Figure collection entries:
^^^^^^^^^^^^^^^^
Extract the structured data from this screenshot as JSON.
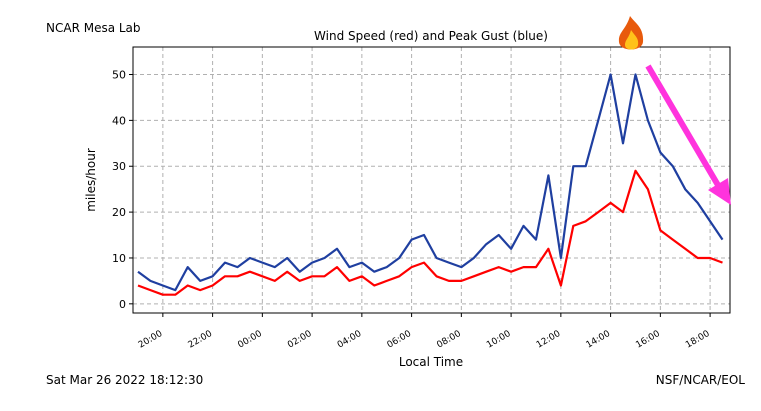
{
  "chart_data": {
    "type": "line",
    "station": "NCAR Mesa Lab",
    "title": "Wind Speed (red) and Peak Gust (blue)",
    "ylabel": "miles/hour",
    "xlabel": "Local Time",
    "timestamp": "Sat Mar 26 2022 18:12:30",
    "credit": "NSF/NCAR/EOL",
    "x": [
      19,
      19.5,
      20,
      20.5,
      21,
      21.5,
      22,
      22.5,
      23,
      23.5,
      24,
      24.5,
      25,
      25.5,
      26,
      26.5,
      27,
      27.5,
      28,
      28.5,
      29,
      29.5,
      30,
      30.5,
      31,
      31.5,
      32,
      32.5,
      33,
      33.5,
      34,
      34.5,
      35,
      35.5,
      36,
      36.5,
      37,
      37.5,
      38,
      38.5,
      39,
      39.5,
      40,
      40.5,
      41,
      41.5,
      42,
      42.5
    ],
    "series": [
      {
        "name": "Peak Gust",
        "color": "#1f3fa0",
        "values": [
          7,
          5,
          4,
          3,
          8,
          5,
          6,
          9,
          8,
          10,
          9,
          8,
          10,
          7,
          9,
          10,
          12,
          8,
          9,
          7,
          8,
          10,
          14,
          15,
          10,
          9,
          8,
          10,
          13,
          15,
          12,
          17,
          14,
          28,
          10,
          30,
          30,
          40,
          50,
          35,
          50,
          40,
          33,
          30,
          25,
          22,
          18,
          14
        ]
      },
      {
        "name": "Wind Speed",
        "color": "#ff0000",
        "values": [
          4,
          3,
          2,
          2,
          4,
          3,
          4,
          6,
          6,
          7,
          6,
          5,
          7,
          5,
          6,
          6,
          8,
          5,
          6,
          4,
          5,
          6,
          8,
          9,
          6,
          5,
          5,
          6,
          7,
          8,
          7,
          8,
          8,
          12,
          4,
          17,
          18,
          20,
          22,
          20,
          29,
          25,
          16,
          14,
          12,
          10,
          10,
          9
        ]
      }
    ],
    "xlim": [
      18.8,
      42.8
    ],
    "xticks": [
      {
        "value": 20,
        "label": "20:00"
      },
      {
        "value": 22,
        "label": "22:00"
      },
      {
        "value": 24,
        "label": "00:00"
      },
      {
        "value": 26,
        "label": "02:00"
      },
      {
        "value": 28,
        "label": "04:00"
      },
      {
        "value": 30,
        "label": "06:00"
      },
      {
        "value": 32,
        "label": "08:00"
      },
      {
        "value": 34,
        "label": "10:00"
      },
      {
        "value": 36,
        "label": "12:00"
      },
      {
        "value": 38,
        "label": "14:00"
      },
      {
        "value": 40,
        "label": "16:00"
      },
      {
        "value": 42,
        "label": "18:00"
      }
    ],
    "ylim": [
      -2,
      56
    ],
    "yticks": [
      0,
      10,
      20,
      30,
      40,
      50
    ],
    "grid": true
  }
}
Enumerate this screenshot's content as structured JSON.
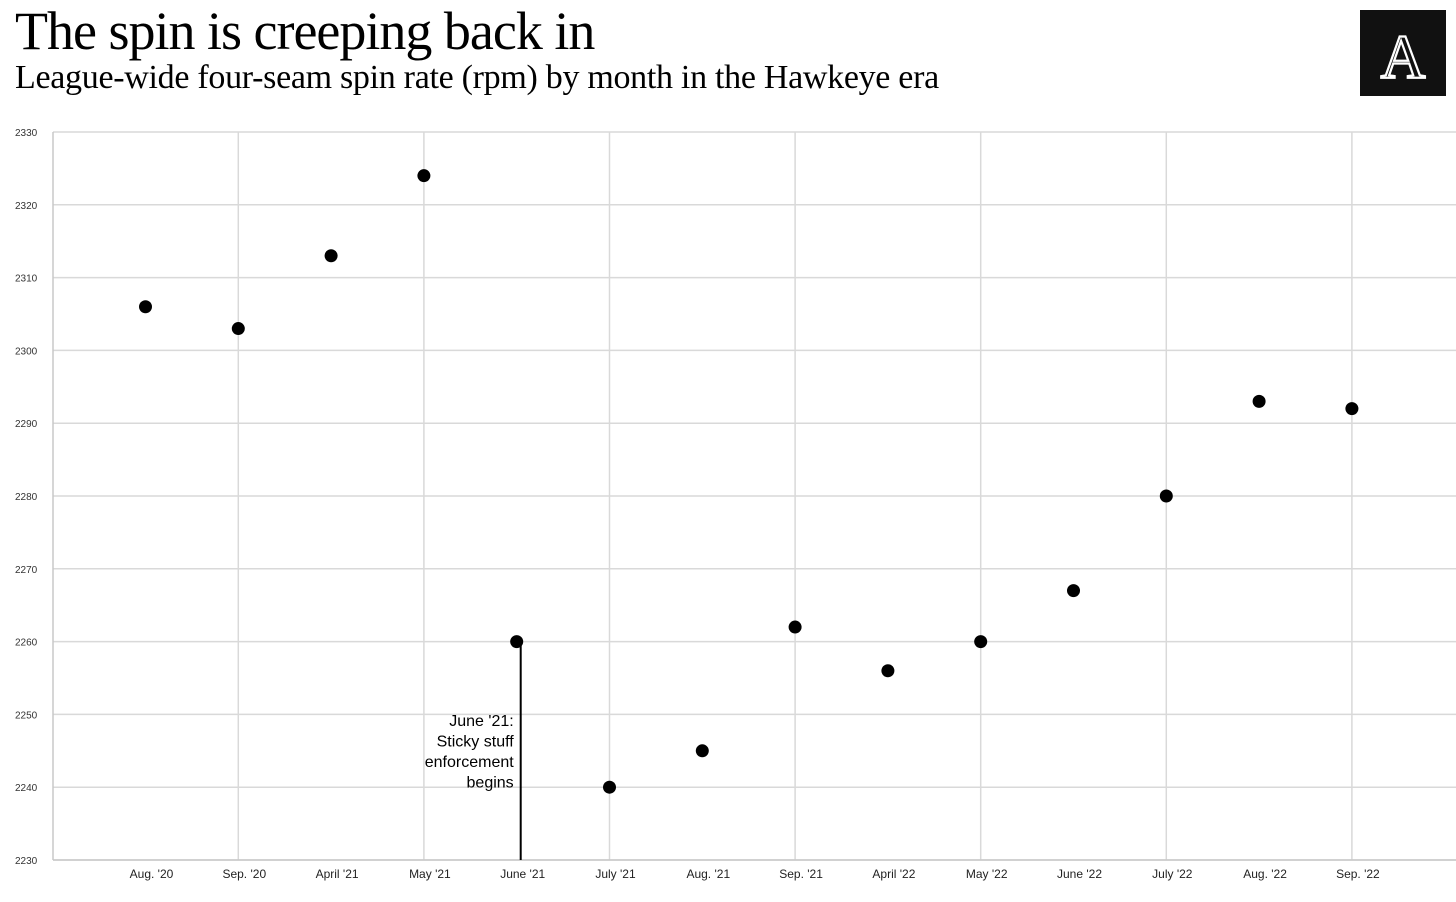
{
  "title": "The spin is creeping back in",
  "subtitle": "League-wide four-seam spin rate (rpm) by month in the Hawkeye era",
  "logo_text": "A",
  "colors": {
    "background": "#ffffff",
    "grid": "#d9d9d9",
    "point": "#000000",
    "logo_bg": "#111111",
    "logo_fg": "#ffffff"
  },
  "chart_data": {
    "type": "scatter",
    "title": "The spin is creeping back in",
    "subtitle": "League-wide four-seam spin rate (rpm) by month in the Hawkeye era",
    "xlabel": "",
    "ylabel": "",
    "categories": [
      "Aug. '20",
      "Sep. '20",
      "April '21",
      "May '21",
      "June '21",
      "July '21",
      "Aug. '21",
      "Sep. '21",
      "April '22",
      "May '22",
      "June '22",
      "July '22",
      "Aug. '22",
      "Sep. '22"
    ],
    "values": [
      2306,
      2303,
      2313,
      2324,
      2260,
      2240,
      2245,
      2262,
      2256,
      2260,
      2267,
      2280,
      2293,
      2292
    ],
    "ylim": [
      2230,
      2330
    ],
    "yticks": [
      2230,
      2240,
      2250,
      2260,
      2270,
      2280,
      2290,
      2300,
      2310,
      2320,
      2330
    ],
    "grid": true,
    "legend": "none",
    "annotation": {
      "category": "June '21",
      "lines": [
        "June '21:",
        "Sticky stuff",
        "enforcement",
        "begins"
      ]
    }
  }
}
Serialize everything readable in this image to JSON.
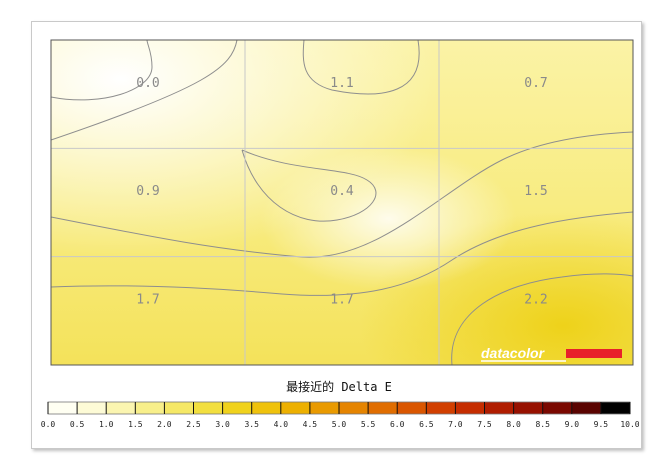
^^^^^^^^^^^^^^^^
DIRECTIONS FOR THIS TASK ->
Write out the records above exactly as they appear, leaving out any pictures.

RESPONSE BELOW ->
Extract the structured data from this screenshot as JSON.
{
  "chart_data": {
    "type": "line",
    "station": "NCAR Mesa Lab",
    "title": "Wind Speed (red) and Peak Gust (blue)",
    "ylabel": "miles/hour",
    "xlabel": "Local Time",
    "timestamp": "Sat Mar 26 2022 18:12:30",
    "credit": "NSF/NCAR/EOL",
    "x": [
      19,
      19.5,
      20,
      20.5,
      21,
      21.5,
      22,
      22.5,
      23,
      23.5,
      24,
      24.5,
      25,
      25.5,
      26,
      26.5,
      27,
      27.5,
      28,
      28.5,
      29,
      29.5,
      30,
      30.5,
      31,
      31.5,
      32,
      32.5,
      33,
      33.5,
      34,
      34.5,
      35,
      35.5,
      36,
      36.5,
      37,
      37.5,
      38,
      38.5,
      39,
      39.5,
      40,
      40.5,
      41,
      41.5,
      42,
      42.5
    ],
    "series": [
      {
        "name": "Peak Gust",
        "color": "#1f3fa0",
        "values": [
          7,
          5,
          4,
          3,
          8,
          5,
          6,
          9,
          8,
          10,
          9,
          8,
          10,
          7,
          9,
          10,
          12,
          8,
          9,
          7,
          8,
          10,
          14,
          15,
          10,
          9,
          8,
          10,
          13,
          15,
          12,
          17,
          14,
          28,
          10,
          30,
          30,
          40,
          50,
          35,
          50,
          40,
          33,
          30,
          25,
          22,
          18,
          14
        ]
      },
      {
        "name": "Wind Speed",
        "color": "#ff0000",
        "values": [
          4,
          3,
          2,
          2,
          4,
          3,
          4,
          6,
          6,
          7,
          6,
          5,
          7,
          5,
          6,
          6,
          8,
          5,
          6,
          4,
          5,
          6,
          8,
          9,
          6,
          5,
          5,
          6,
          7,
          8,
          7,
          8,
          8,
          12,
          4,
          17,
          18,
          20,
          22,
          20,
          29,
          25,
          16,
          14,
          12,
          10,
          10,
          9
        ]
      }
    ],
    "xlim": [
      18.8,
      42.8
    ],
    "xticks": [
      {
        "value": 20,
        "label": "20:00"
      },
      {
        "value": 22,
        "label": "22:00"
      },
      {
        "value": 24,
        "label": "00:00"
      },
      {
        "value": 26,
        "label": "02:00"
      },
      {
        "value": 28,
        "label": "04:00"
      },
      {
        "value": 30,
        "label": "06:00"
      },
      {
        "value": 32,
        "label": "08:00"
      },
      {
        "value": 34,
        "label": "10:00"
      },
      {
        "value": 36,
        "label": "12:00"
      },
      {
        "value": 38,
        "label": "14:00"
      },
      {
        "value": 40,
        "label": "16:00"
      },
      {
        "value": 42,
        "label": "18:00"
      }
    ],
    "ylim": [
      -2,
      56
    ],
    "yticks": [
      0,
      10,
      20,
      30,
      40,
      50
    ],
    "grid": true
  }
}
Enumerate this screenshot's content as structured JSON.
{
  "title": "The spin is creeping back in",
  "subtitle": "League-wide four-seam spin rate (rpm) by month in the Hawkeye era",
  "logo_text": "A",
  "colors": {
    "background": "#ffffff",
    "grid": "#d9d9d9",
    "point": "#000000",
    "logo_bg": "#111111",
    "logo_fg": "#ffffff"
  },
  "chart_data": {
    "type": "scatter",
    "title": "The spin is creeping back in",
    "subtitle": "League-wide four-seam spin rate (rpm) by month in the Hawkeye era",
    "xlabel": "",
    "ylabel": "",
    "categories": [
      "Aug. '20",
      "Sep. '20",
      "April '21",
      "May '21",
      "June '21",
      "July '21",
      "Aug. '21",
      "Sep. '21",
      "April '22",
      "May '22",
      "June '22",
      "July '22",
      "Aug. '22",
      "Sep. '22"
    ],
    "values": [
      2306,
      2303,
      2313,
      2324,
      2260,
      2240,
      2245,
      2262,
      2256,
      2260,
      2267,
      2280,
      2293,
      2292
    ],
    "ylim": [
      2230,
      2330
    ],
    "yticks": [
      2230,
      2240,
      2250,
      2260,
      2270,
      2280,
      2290,
      2300,
      2310,
      2320,
      2330
    ],
    "grid": true,
    "legend": "none",
    "annotation": {
      "category": "June '21",
      "lines": [
        "June '21:",
        "Sticky stuff",
        "enforcement",
        "begins"
      ]
    }
  }
}
Serialize everything readable in this image to JSON.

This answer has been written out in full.